Exercise
Find every line containing the word "JSON" in the records below; report only how many there are.

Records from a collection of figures
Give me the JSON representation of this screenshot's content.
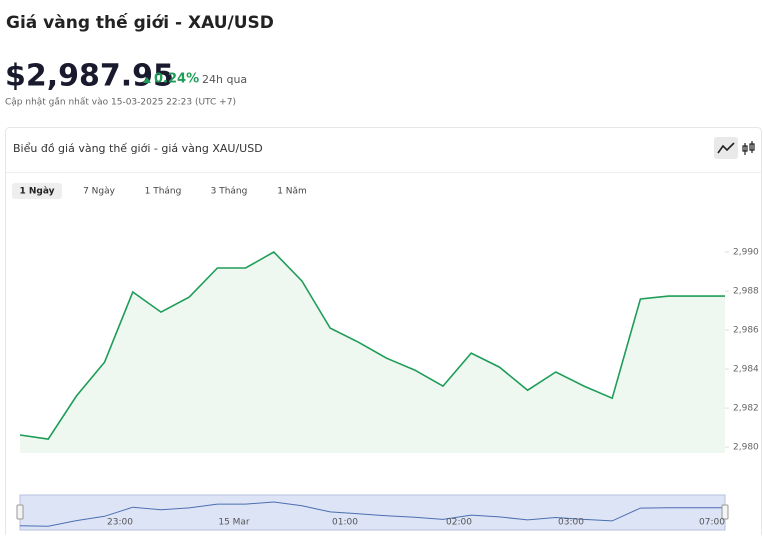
{
  "header": {
    "title": "Giá vàng thế giới - XAU/USD",
    "price": "$2,987.95",
    "change": "0.24%",
    "period": "24h qua",
    "updated": "Cập nhật gần nhất vào 15-03-2025 22:23 (UTC +7)"
  },
  "card": {
    "title": "Biểu đồ giá vàng thế giới - giá vàng XAU/USD",
    "tabs": [
      "1 Ngày",
      "7 Ngày",
      "1 Tháng",
      "3 Tháng",
      "1 Năm"
    ]
  },
  "chart_data": {
    "type": "area",
    "categories": [
      null,
      null,
      null,
      null,
      null,
      null,
      null,
      null,
      null,
      null,
      null,
      null,
      null,
      null,
      null,
      null,
      null,
      null,
      null,
      null,
      null,
      null,
      null,
      null,
      null,
      null
    ],
    "values": [
      2980.62,
      2980.41,
      2982.62,
      2984.36,
      2987.95,
      2986.92,
      2987.69,
      2989.18,
      2989.18,
      2990.0,
      2988.51,
      2986.1,
      2985.38,
      2984.56,
      2983.95,
      2983.13,
      2984.82,
      2984.1,
      2982.92,
      2983.85,
      2983.13,
      2982.51,
      2987.59,
      2987.74,
      2987.74,
      2987.74
    ],
    "color": "#1f9d58",
    "fill_color": "#eef8f1",
    "ylim": [
      2979.7,
      2992
    ],
    "yticks": [
      {
        "value": 2980,
        "label": "2,980"
      },
      {
        "value": 2982,
        "label": "2,982"
      },
      {
        "value": 2984,
        "label": "2,984"
      },
      {
        "value": 2986,
        "label": "2,986"
      },
      {
        "value": 2988,
        "label": "2,988"
      },
      {
        "value": 2990,
        "label": "2,990"
      }
    ],
    "navigator_labels": [
      "23:00",
      "15 Mar",
      "01:00",
      "02:00",
      "03:00",
      "07:00"
    ]
  }
}
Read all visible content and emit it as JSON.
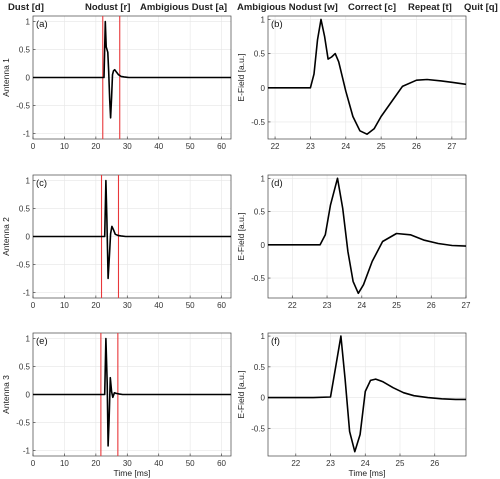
{
  "menu": {
    "items": [
      {
        "label": "Dust [d]"
      },
      {
        "label": "Nodust [r]"
      },
      {
        "label": "Ambigious Dust [a]"
      },
      {
        "label": "Ambigious Nodust [w]"
      },
      {
        "label": "Correct [c]"
      },
      {
        "label": "Repeat [t]"
      },
      {
        "label": "Quit [q]"
      }
    ]
  },
  "colors": {
    "trace": "#000000",
    "marker": "#e8373a",
    "grid": "#e6e6e6",
    "axis": "#444444"
  },
  "chart_data": [
    {
      "type": "line",
      "panel_label": "(a)",
      "ylabel": "Antenna 1",
      "xlabel": "",
      "xlim": [
        0,
        63
      ],
      "ylim": [
        -1.1,
        1.1
      ],
      "xticks": [
        0,
        10,
        20,
        30,
        40,
        50,
        60
      ],
      "yticks": [
        -1,
        -0.5,
        0,
        0.5,
        1
      ],
      "markers": [
        22.2,
        27.6
      ],
      "x": [
        0,
        22.6,
        23.0,
        23.3,
        23.8,
        24.1,
        24.4,
        24.7,
        25.0,
        25.3,
        25.6,
        26.0,
        26.5,
        27.2,
        28.0,
        29.0,
        30.5,
        63
      ],
      "y": [
        0,
        0,
        1.0,
        0.55,
        0.45,
        0.1,
        -0.4,
        -0.72,
        -0.35,
        0.05,
        0.12,
        0.14,
        0.1,
        0.05,
        0.02,
        0.01,
        0,
        0
      ]
    },
    {
      "type": "line",
      "panel_label": "(b)",
      "ylabel": "E-Field [a.u.]",
      "xlabel": "",
      "xlim": [
        21.8,
        27.4
      ],
      "ylim": [
        -0.75,
        1.05
      ],
      "xticks": [
        22,
        23,
        24,
        25,
        26,
        27
      ],
      "yticks": [
        -0.5,
        0,
        0.5,
        1
      ],
      "markers": [],
      "x": [
        21.8,
        23.0,
        23.1,
        23.2,
        23.3,
        23.4,
        23.5,
        23.6,
        23.7,
        23.8,
        24.0,
        24.2,
        24.4,
        24.6,
        24.8,
        25.0,
        25.3,
        25.6,
        26.0,
        26.3,
        26.7,
        27.0,
        27.4
      ],
      "y": [
        0,
        0,
        0.2,
        0.7,
        1.0,
        0.75,
        0.42,
        0.45,
        0.5,
        0.38,
        -0.05,
        -0.42,
        -0.63,
        -0.68,
        -0.6,
        -0.42,
        -0.2,
        0.02,
        0.11,
        0.12,
        0.1,
        0.08,
        0.05
      ]
    },
    {
      "type": "line",
      "panel_label": "(c)",
      "ylabel": "Antenna 2",
      "xlabel": "",
      "xlim": [
        0,
        63
      ],
      "ylim": [
        -1.1,
        1.1
      ],
      "xticks": [
        0,
        10,
        20,
        30,
        40,
        50,
        60
      ],
      "yticks": [
        -1,
        -0.5,
        0,
        0.5,
        1
      ],
      "markers": [
        21.8,
        27.2
      ],
      "x": [
        0,
        22.8,
        23.2,
        23.5,
        23.9,
        24.3,
        24.7,
        25.1,
        25.6,
        26.2,
        27.0,
        28.0,
        29.5,
        63
      ],
      "y": [
        0,
        0,
        1.0,
        0.3,
        -0.75,
        -0.35,
        0.05,
        0.18,
        0.12,
        0.04,
        0.02,
        0.01,
        0,
        0
      ]
    },
    {
      "type": "line",
      "panel_label": "(d)",
      "ylabel": "E-Field [a.u.]",
      "xlabel": "",
      "xlim": [
        21.3,
        27.0
      ],
      "ylim": [
        -0.8,
        1.05
      ],
      "xticks": [
        22,
        23,
        24,
        25,
        26,
        27
      ],
      "yticks": [
        -0.5,
        0,
        0.5,
        1
      ],
      "markers": [],
      "x": [
        21.3,
        22.8,
        22.95,
        23.1,
        23.3,
        23.45,
        23.6,
        23.75,
        23.9,
        24.05,
        24.3,
        24.6,
        25.0,
        25.4,
        25.8,
        26.2,
        26.6,
        27.0
      ],
      "y": [
        0,
        0,
        0.15,
        0.6,
        1.0,
        0.55,
        -0.1,
        -0.55,
        -0.73,
        -0.6,
        -0.25,
        0.05,
        0.17,
        0.15,
        0.07,
        0.02,
        -0.01,
        -0.02
      ]
    },
    {
      "type": "line",
      "panel_label": "(e)",
      "ylabel": "Antenna 3",
      "xlabel": "Time [ms]",
      "xlim": [
        0,
        63
      ],
      "ylim": [
        -1.1,
        1.1
      ],
      "xticks": [
        0,
        10,
        20,
        30,
        40,
        50,
        60
      ],
      "yticks": [
        -1,
        -0.5,
        0,
        0.5,
        1
      ],
      "markers": [
        21.6,
        27.0
      ],
      "x": [
        0,
        22.8,
        23.2,
        23.6,
        23.9,
        24.2,
        24.6,
        25.0,
        25.4,
        25.9,
        26.5,
        27.3,
        28.5,
        30.0,
        63
      ],
      "y": [
        0,
        0,
        1.0,
        0.2,
        -0.92,
        -0.45,
        0.3,
        0.05,
        -0.05,
        0.03,
        0.02,
        0.01,
        0,
        0,
        0
      ]
    },
    {
      "type": "line",
      "panel_label": "(f)",
      "ylabel": "E-Field [a.u.]",
      "xlabel": "Time [ms]",
      "xlim": [
        21.2,
        26.9
      ],
      "ylim": [
        -0.95,
        1.05
      ],
      "xticks": [
        22,
        23,
        24,
        25,
        26
      ],
      "yticks": [
        -0.5,
        0,
        0.5,
        1
      ],
      "markers": [],
      "x": [
        21.2,
        22.5,
        23.0,
        23.15,
        23.3,
        23.42,
        23.55,
        23.7,
        23.85,
        24.0,
        24.15,
        24.3,
        24.5,
        24.8,
        25.1,
        25.4,
        25.8,
        26.2,
        26.6,
        26.9
      ],
      "y": [
        0,
        0,
        0.01,
        0.5,
        1.0,
        0.3,
        -0.55,
        -0.88,
        -0.6,
        0.1,
        0.28,
        0.3,
        0.26,
        0.16,
        0.08,
        0.03,
        0.0,
        -0.02,
        -0.03,
        -0.03
      ]
    }
  ]
}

Solved exercise
2